THE TASK: Each record below is to be copied word for word, with pictures removed.

:::

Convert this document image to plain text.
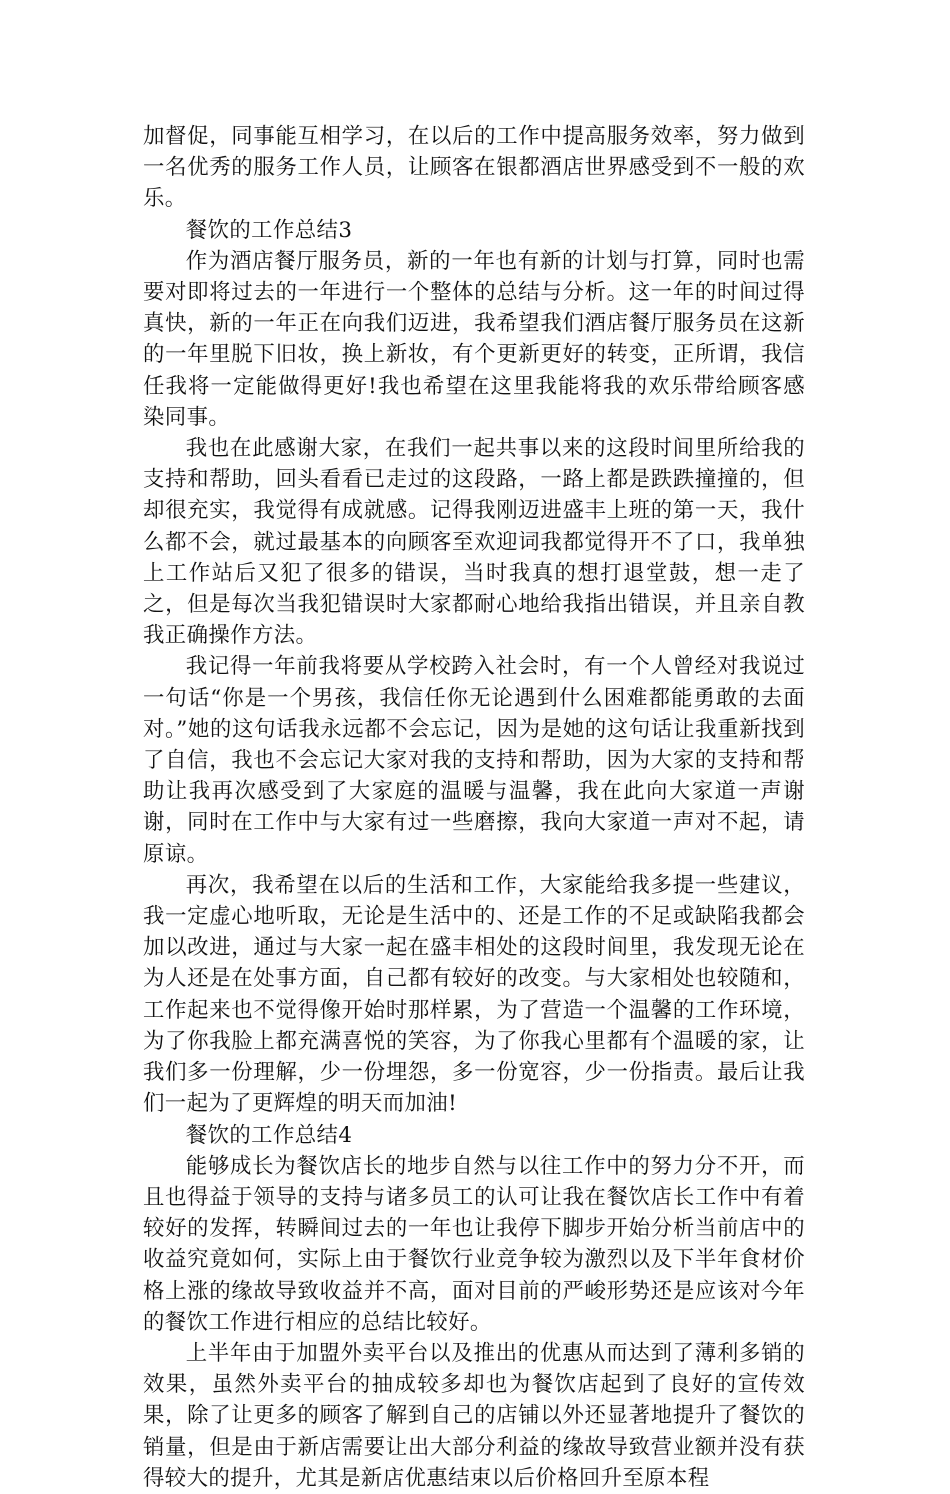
加督促，同事能互相学习，在以后的工作中提高服务效率，努力做到一名优秀的服务工作人员，让顾客在银都酒店世界感受到不一般的欢乐。

餐饮的工作总结3

作为酒店餐厅服务员，新的一年也有新的计划与打算，同时也需要对即将过去的一年进行一个整体的总结与分析。这一年的时间过得真快，新的一年正在向我们迈进，我希望我们酒店餐厅服务员在这新的一年里脱下旧妆，换上新妆，有个更新更好的转变，正所谓，我信任我将一定能做得更好!我也希望在这里我能将我的欢乐带给顾客感染同事。

我也在此感谢大家，在我们一起共事以来的这段时间里所给我的支持和帮助，回头看看已走过的这段路，一路上都是跌跌撞撞的，但却很充实，我觉得有成就感。记得我刚迈进盛丰上班的第一天，我什么都不会，就过最基本的向顾客至欢迎词我都觉得开不了口，我单独上工作站后又犯了很多的错误，当时我真的想打退堂鼓，想一走了之，但是每次当我犯错误时大家都耐心地给我指出错误，并且亲自教我正确操作方法。

我记得一年前我将要从学校跨入社会时，有一个人曾经对我说过一句话“你是一个男孩，我信任你无论遇到什么困难都能勇敢的去面对。”她的这句话我永远都不会忘记，因为是她的这句话让我重新找到了自信，我也不会忘记大家对我的支持和帮助，因为大家的支持和帮助让我再次感受到了大家庭的温暖与温馨，我在此向大家道一声谢谢，同时在工作中与大家有过一些磨擦，我向大家道一声对不起，请原谅。

再次，我希望在以后的生活和工作，大家能给我多提一些建议，我一定虚心地听取，无论是生活中的、还是工作的不足或缺陷我都会加以改进，通过与大家一起在盛丰相处的这段时间里，我发现无论在为人还是在处事方面，自己都有较好的改变。与大家相处也较随和，工作起来也不觉得像开始时那样累，为了营造一个温馨的工作环境，为了你我脸上都充满喜悦的笑容，为了你我心里都有个温暖的家，让我们多一份理解，少一份埋怨，多一份宽容，少一份指责。最后让我们一起为了更辉煌的明天而加油!

餐饮的工作总结4

能够成长为餐饮店长的地步自然与以往工作中的努力分不开，而且也得益于领导的支持与诸多员工的认可让我在餐饮店长工作中有着较好的发挥，转瞬间过去的一年也让我停下脚步开始分析当前店中的收益究竟如何，实际上由于餐饮行业竞争较为激烈以及下半年食材价格上涨的缘故导致收益并不高，面对目前的严峻形势还是应该对今年的餐饮工作进行相应的总结比较好。

上半年由于加盟外卖平台以及推出的优惠从而达到了薄利多销的效果，虽然外卖平台的抽成较多却也为餐饮店起到了良好的宣传效果，除了让更多的顾客了解到自己的店铺以外还显著地提升了餐饮的销量，但是由于新店需要让出大部分利益的缘故导致营业额并没有获得较大的提升，尤其是新店优惠结束以后价格回升至原本程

:::

ANSWER TO THIS EXERCISE:
Convert this document image to plain text.
加督促，同事能互相学习，在以后的工作中提高服务效率，努力做到一名优秀的服务工作人员，让顾客在银都酒店世界感受到不一般的欢乐。

餐饮的工作总结3

作为酒店餐厅服务员，新的一年也有新的计划与打算，同时也需要对即将过去的一年进行一个整体的总结与分析。这一年的时间过得真快，新的一年正在向我们迈进，我希望我们酒店餐厅服务员在这新的一年里脱下旧妆，换上新妆，有个更新更好的转变，正所谓，我信任我将一定能做得更好!我也希望在这里我能将我的欢乐带给顾客感染同事。

我也在此感谢大家，在我们一起共事以来的这段时间里所给我的支持和帮助，回头看看已走过的这段路，一路上都是跌跌撞撞的，但却很充实，我觉得有成就感。记得我刚迈进盛丰上班的第一天，我什么都不会，就过最基本的向顾客至欢迎词我都觉得开不了口，我单独上工作站后又犯了很多的错误，当时我真的想打退堂鼓，想一走了之，但是每次当我犯错误时大家都耐心地给我指出错误，并且亲自教我正确操作方法。

我记得一年前我将要从学校跨入社会时，有一个人曾经对我说过一句话“你是一个男孩，我信任你无论遇到什么困难都能勇敢的去面对。”她的这句话我永远都不会忘记，因为是她的这句话让我重新找到了自信，我也不会忘记大家对我的支持和帮助，因为大家的支持和帮助让我再次感受到了大家庭的温暖与温馨，我在此向大家道一声谢谢，同时在工作中与大家有过一些磨擦，我向大家道一声对不起，请原谅。

再次，我希望在以后的生活和工作，大家能给我多提一些建议，我一定虚心地听取，无论是生活中的、还是工作的不足或缺陷我都会加以改进，通过与大家一起在盛丰相处的这段时间里，我发现无论在为人还是在处事方面，自己都有较好的改变。与大家相处也较随和，工作起来也不觉得像开始时那样累，为了营造一个温馨的工作环境，为了你我脸上都充满喜悦的笑容，为了你我心里都有个温暖的家，让我们多一份理解，少一份埋怨，多一份宽容，少一份指责。最后让我们一起为了更辉煌的明天而加油!

餐饮的工作总结4

能够成长为餐饮店长的地步自然与以往工作中的努力分不开，而且也得益于领导的支持与诸多员工的认可让我在餐饮店长工作中有着较好的发挥，转瞬间过去的一年也让我停下脚步开始分析当前店中的收益究竟如何，实际上由于餐饮行业竞争较为激烈以及下半年食材价格上涨的缘故导致收益并不高，面对目前的严峻形势还是应该对今年的餐饮工作进行相应的总结比较好。

上半年由于加盟外卖平台以及推出的优惠从而达到了薄利多销的效果，虽然外卖平台的抽成较多却也为餐饮店起到了良好的宣传效果，除了让更多的顾客了解到自己的店铺以外还显著地提升了餐饮的销量，但是由于新店需要让出大部分利益的缘故导致营业额并没有获得较大的提升，尤其是新店优惠结束以后价格回升至原本程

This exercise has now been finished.